:: STATED TASK ::
Restate each line of the listing exactly, without carrying over any pictures.

[Records about charts and figures]

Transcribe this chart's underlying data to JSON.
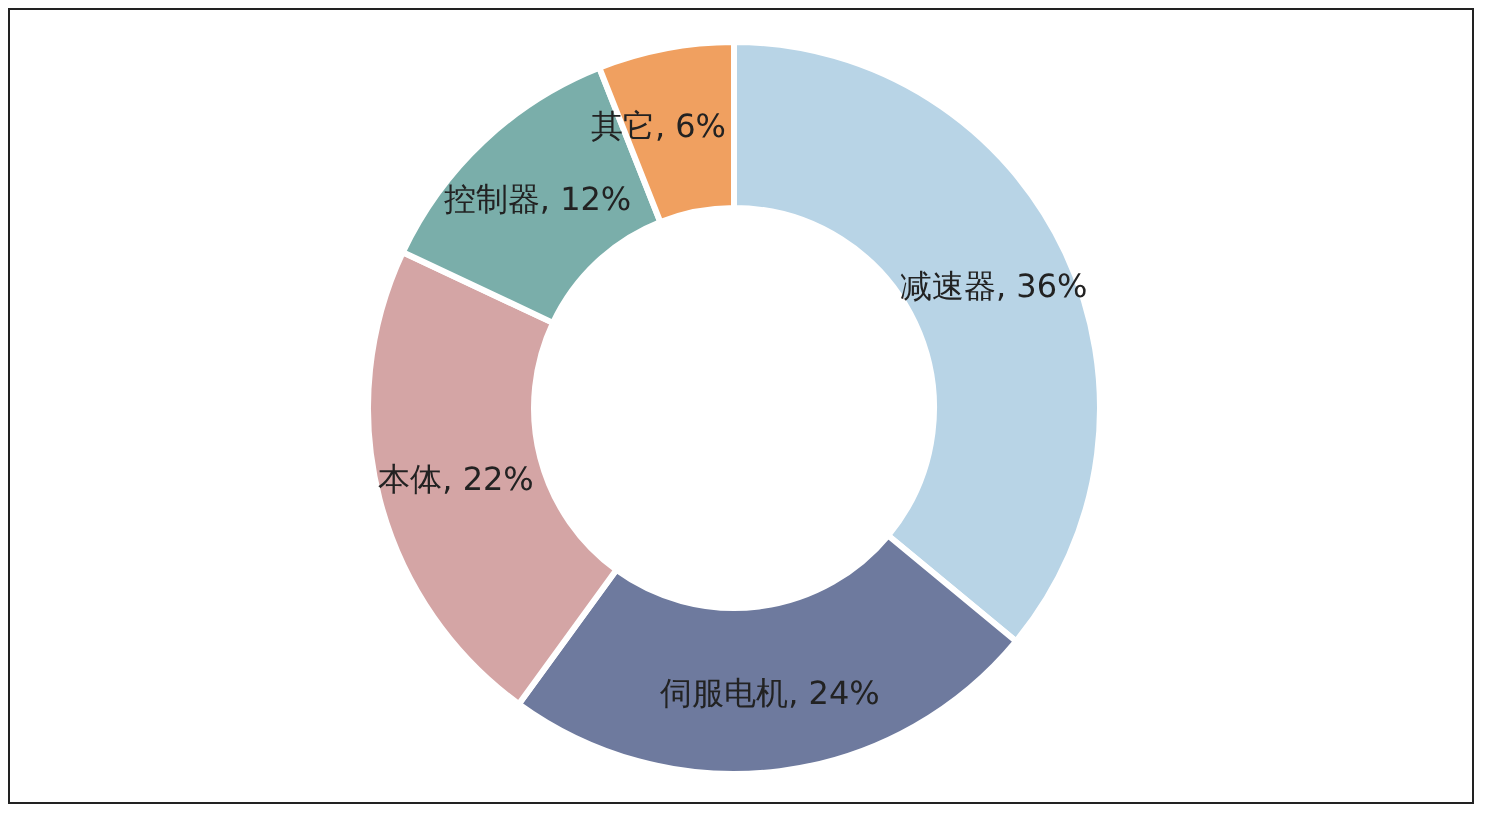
{
  "chart_data": {
    "type": "donut",
    "categories": [
      "减速器",
      "伺服电机",
      "本体",
      "控制器",
      "其它"
    ],
    "values": [
      36,
      24,
      22,
      12,
      6
    ],
    "colors": [
      "#b8d4e6",
      "#6e7a9e",
      "#d4a5a5",
      "#7aaeaa",
      "#f0a060"
    ],
    "value_labels": [
      ", 36%",
      ", 24%",
      ", 22%",
      ", 12%",
      ", 6%"
    ],
    "legend": false
  }
}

:: COMPLETED EXERCISE ::
Transcribe this chart's underlying data to JSON.
{
  "chart_data": {
    "type": "donut",
    "categories": [
      "减速器",
      "伺服电机",
      "本体",
      "控制器",
      "其它"
    ],
    "values": [
      36,
      24,
      22,
      12,
      6
    ],
    "colors": [
      "#b8d4e6",
      "#6e7a9e",
      "#d4a5a5",
      "#7aaeaa",
      "#f0a060"
    ],
    "value_labels": [
      ", 36%",
      ", 24%",
      ", 22%",
      ", 12%",
      ", 6%"
    ],
    "legend": false
  }
}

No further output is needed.